Work required —
Restate the listing below word for word, omitting any images.

* begin Records shown *

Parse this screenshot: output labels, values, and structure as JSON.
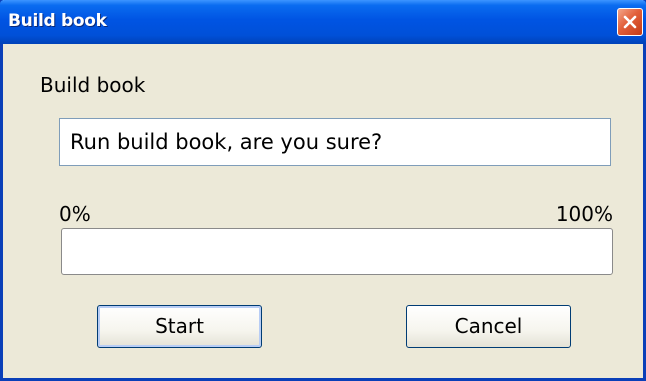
{
  "window": {
    "title": "Build book"
  },
  "dialog": {
    "heading": "Build book",
    "message": "Run build book, are you sure?"
  },
  "progress": {
    "min_label": "0%",
    "max_label": "100%",
    "value": 0
  },
  "buttons": {
    "start_label": "Start",
    "cancel_label": "Cancel"
  },
  "icons": {
    "close": "close-icon"
  },
  "colors": {
    "title_bar": "#0054e3",
    "window_background": "#ece9d8",
    "close_button": "#e2603a"
  }
}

* end Records shown *

Output for this task —
Parse this screenshot: output labels, values, and structure as JSON.
{
  "window": {
    "title": "Build book"
  },
  "dialog": {
    "heading": "Build book",
    "message": "Run build book, are you sure?"
  },
  "progress": {
    "min_label": "0%",
    "max_label": "100%",
    "value": 0
  },
  "buttons": {
    "start_label": "Start",
    "cancel_label": "Cancel"
  },
  "icons": {
    "close": "close-icon"
  },
  "colors": {
    "title_bar": "#0054e3",
    "window_background": "#ece9d8",
    "close_button": "#e2603a"
  }
}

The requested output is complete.